- [TASK OBJECTIVE]:
Take the line with "Read all visible content and emit it as JSON." and every line after it, through the end of the listing, and give them again exactly, pictures excluded.

# start of SUPPLIED INFORMATION

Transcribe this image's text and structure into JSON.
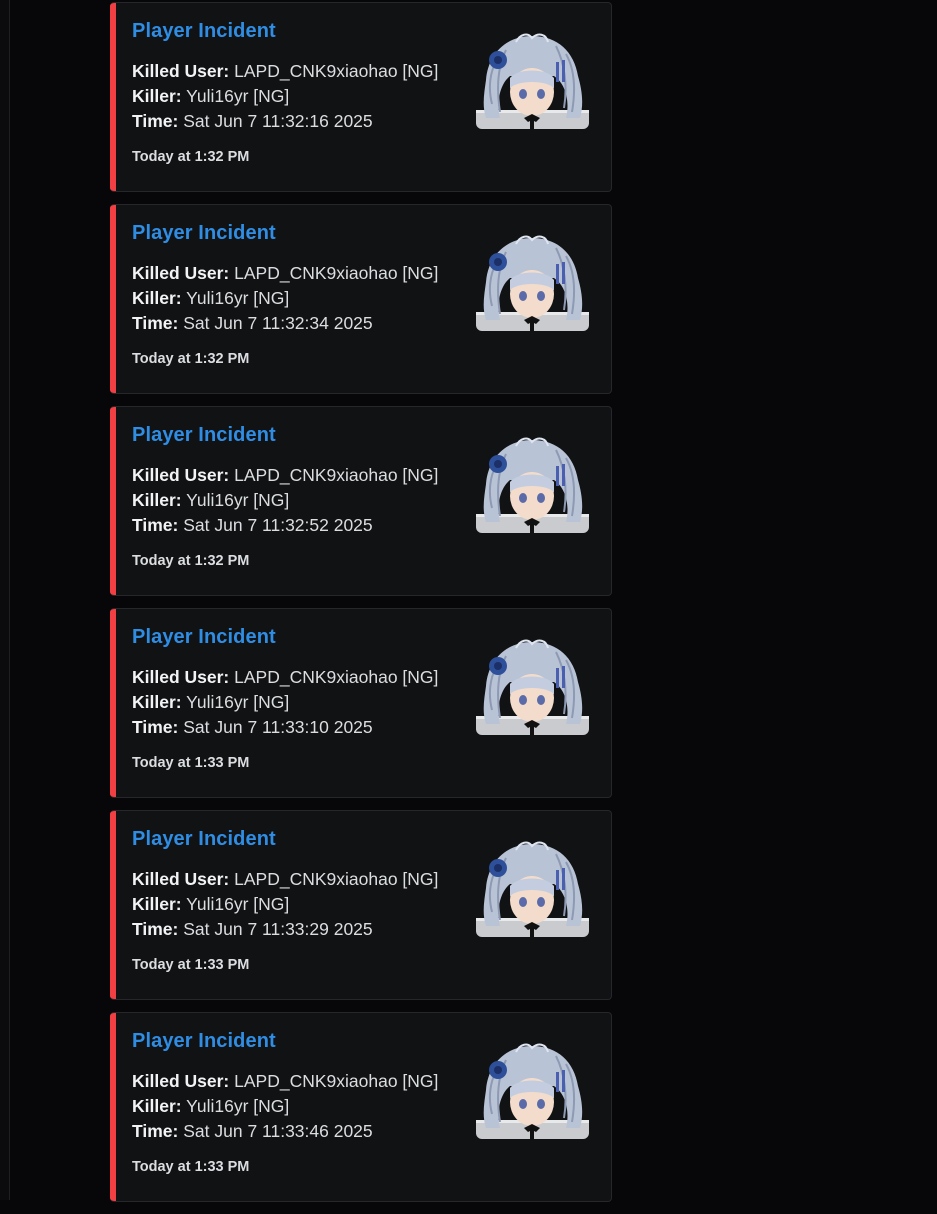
{
  "feed": {
    "embeds": [
      {
        "title": "Player Incident",
        "killed_user_label": "Killed User:",
        "killed_user_value": "LAPD_CNK9xiaohao [NG]",
        "killer_label": "Killer:",
        "killer_value": "Yuli16yr [NG]",
        "time_label": "Time:",
        "time_value": "Sat Jun 7 11:32:16 2025",
        "footer": "Today at 1:32 PM"
      },
      {
        "title": "Player Incident",
        "killed_user_label": "Killed User:",
        "killed_user_value": "LAPD_CNK9xiaohao [NG]",
        "killer_label": "Killer:",
        "killer_value": "Yuli16yr [NG]",
        "time_label": "Time:",
        "time_value": "Sat Jun 7 11:32:34 2025",
        "footer": "Today at 1:32 PM"
      },
      {
        "title": "Player Incident",
        "killed_user_label": "Killed User:",
        "killed_user_value": "LAPD_CNK9xiaohao [NG]",
        "killer_label": "Killer:",
        "killer_value": "Yuli16yr [NG]",
        "time_label": "Time:",
        "time_value": "Sat Jun 7 11:32:52 2025",
        "footer": "Today at 1:32 PM"
      },
      {
        "title": "Player Incident",
        "killed_user_label": "Killed User:",
        "killed_user_value": "LAPD_CNK9xiaohao [NG]",
        "killer_label": "Killer:",
        "killer_value": "Yuli16yr [NG]",
        "time_label": "Time:",
        "time_value": "Sat Jun 7 11:33:10 2025",
        "footer": "Today at 1:33 PM"
      },
      {
        "title": "Player Incident",
        "killed_user_label": "Killed User:",
        "killed_user_value": "LAPD_CNK9xiaohao [NG]",
        "killer_label": "Killer:",
        "killer_value": "Yuli16yr [NG]",
        "time_label": "Time:",
        "time_value": "Sat Jun 7 11:33:29 2025",
        "footer": "Today at 1:33 PM"
      },
      {
        "title": "Player Incident",
        "killed_user_label": "Killed User:",
        "killed_user_value": "LAPD_CNK9xiaohao [NG]",
        "killer_label": "Killer:",
        "killer_value": "Yuli16yr [NG]",
        "time_label": "Time:",
        "time_value": "Sat Jun 7 11:33:46 2025",
        "footer": "Today at 1:33 PM"
      }
    ]
  },
  "colors": {
    "accent_bar": "#f23f43",
    "title_link": "#2f8de4",
    "embed_bg": "#111214",
    "page_bg": "#070709"
  },
  "icons": {
    "thumbnail": "avatar-thumbnail-icon"
  }
}
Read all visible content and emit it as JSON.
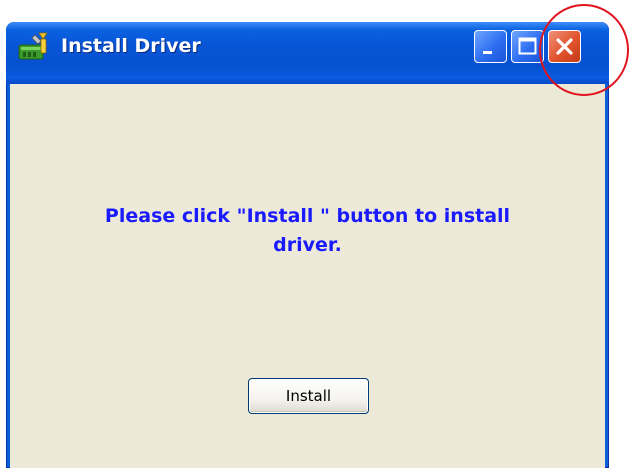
{
  "window": {
    "title": "Install Driver",
    "icon": "tools-driver-icon",
    "controls": {
      "minimize": "minimize-icon",
      "maximize": "maximize-icon",
      "close": "close-icon"
    }
  },
  "message": {
    "line1": "Please click \"Install \" button to install",
    "line2": "driver."
  },
  "install_button": {
    "label": "Install"
  },
  "colors": {
    "title_bar": "#0a5ed7",
    "client_background": "#ece9d8",
    "message_text": "#1a1aff",
    "close_button": "#e0532d",
    "annotation_circle": "#e0141e"
  }
}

# end of SUPPLIED INFORMATION

- [FULL OUTPUT]:
Read all visible content and emit it as JSON.
{
  "window": {
    "title": "Install Driver",
    "icon": "tools-driver-icon",
    "controls": {
      "minimize": "minimize-icon",
      "maximize": "maximize-icon",
      "close": "close-icon"
    }
  },
  "message": {
    "line1": "Please click \"Install \" button to install",
    "line2": "driver."
  },
  "install_button": {
    "label": "Install"
  },
  "colors": {
    "title_bar": "#0a5ed7",
    "client_background": "#ece9d8",
    "message_text": "#1a1aff",
    "close_button": "#e0532d",
    "annotation_circle": "#e0141e"
  }
}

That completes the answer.